#### RECORD LIST:

Start

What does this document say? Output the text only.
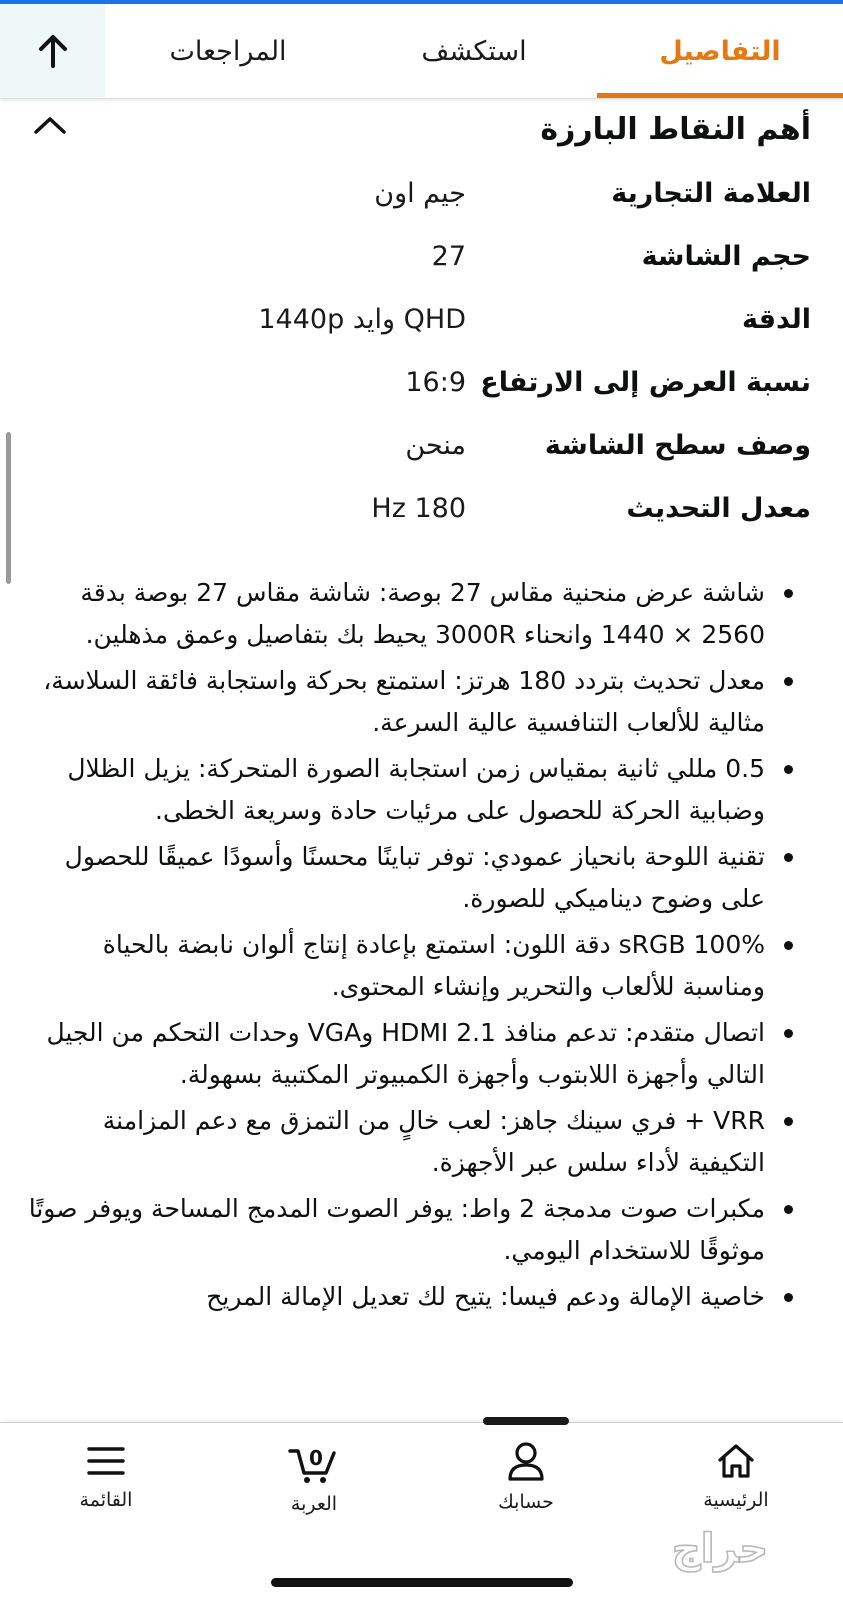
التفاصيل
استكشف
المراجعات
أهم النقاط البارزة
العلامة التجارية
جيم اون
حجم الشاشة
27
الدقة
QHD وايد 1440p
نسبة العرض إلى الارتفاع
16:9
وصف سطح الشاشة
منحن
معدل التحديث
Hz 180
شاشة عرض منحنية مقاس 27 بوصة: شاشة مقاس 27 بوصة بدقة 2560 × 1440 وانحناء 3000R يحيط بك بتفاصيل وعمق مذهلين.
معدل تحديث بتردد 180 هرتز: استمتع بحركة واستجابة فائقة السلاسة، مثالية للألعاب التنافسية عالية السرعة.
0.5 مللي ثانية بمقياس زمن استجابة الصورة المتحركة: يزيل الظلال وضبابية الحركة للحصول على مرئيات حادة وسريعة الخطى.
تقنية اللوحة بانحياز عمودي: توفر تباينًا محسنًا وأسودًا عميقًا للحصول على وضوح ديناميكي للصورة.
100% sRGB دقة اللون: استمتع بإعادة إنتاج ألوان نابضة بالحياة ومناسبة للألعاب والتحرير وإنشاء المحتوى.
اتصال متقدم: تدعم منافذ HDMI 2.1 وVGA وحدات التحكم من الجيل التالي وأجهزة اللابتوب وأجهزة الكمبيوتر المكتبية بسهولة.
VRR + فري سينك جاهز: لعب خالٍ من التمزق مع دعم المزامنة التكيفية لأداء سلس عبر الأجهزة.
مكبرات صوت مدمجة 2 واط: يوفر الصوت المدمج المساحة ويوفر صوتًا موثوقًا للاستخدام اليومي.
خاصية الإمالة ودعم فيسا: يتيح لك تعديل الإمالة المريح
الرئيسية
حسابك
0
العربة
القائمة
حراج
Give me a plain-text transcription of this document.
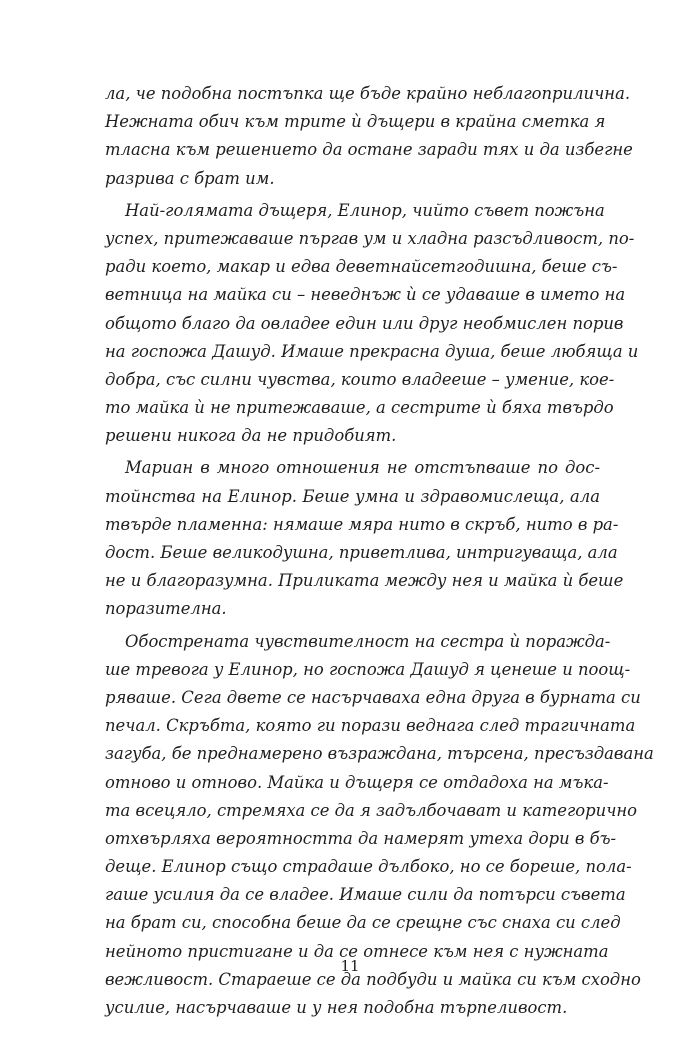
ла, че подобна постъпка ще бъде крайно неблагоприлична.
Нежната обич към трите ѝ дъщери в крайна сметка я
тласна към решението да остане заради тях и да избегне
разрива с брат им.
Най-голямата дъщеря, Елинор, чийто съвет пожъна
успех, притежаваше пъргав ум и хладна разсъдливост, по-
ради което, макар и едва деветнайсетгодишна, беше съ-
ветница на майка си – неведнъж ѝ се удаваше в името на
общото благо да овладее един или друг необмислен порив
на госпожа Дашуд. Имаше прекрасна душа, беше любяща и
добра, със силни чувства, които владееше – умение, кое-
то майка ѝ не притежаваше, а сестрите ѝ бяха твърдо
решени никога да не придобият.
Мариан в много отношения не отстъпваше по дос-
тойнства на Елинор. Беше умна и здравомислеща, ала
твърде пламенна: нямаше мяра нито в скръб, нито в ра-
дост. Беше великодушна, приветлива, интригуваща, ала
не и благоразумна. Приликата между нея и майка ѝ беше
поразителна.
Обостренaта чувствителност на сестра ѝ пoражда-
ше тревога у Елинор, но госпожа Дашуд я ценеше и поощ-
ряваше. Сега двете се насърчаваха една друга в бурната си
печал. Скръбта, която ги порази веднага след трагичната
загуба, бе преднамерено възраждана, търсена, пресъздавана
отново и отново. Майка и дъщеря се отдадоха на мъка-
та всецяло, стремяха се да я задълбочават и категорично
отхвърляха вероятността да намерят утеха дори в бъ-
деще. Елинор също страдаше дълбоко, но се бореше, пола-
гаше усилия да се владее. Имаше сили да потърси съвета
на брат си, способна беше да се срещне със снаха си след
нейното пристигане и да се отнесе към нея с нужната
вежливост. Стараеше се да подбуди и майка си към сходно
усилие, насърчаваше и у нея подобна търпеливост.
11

End

#### REQUIREMENTS:
Find the lines of the material that hold the word "استمتع" and report their count alone.

#### WRITTEN REPLY:
2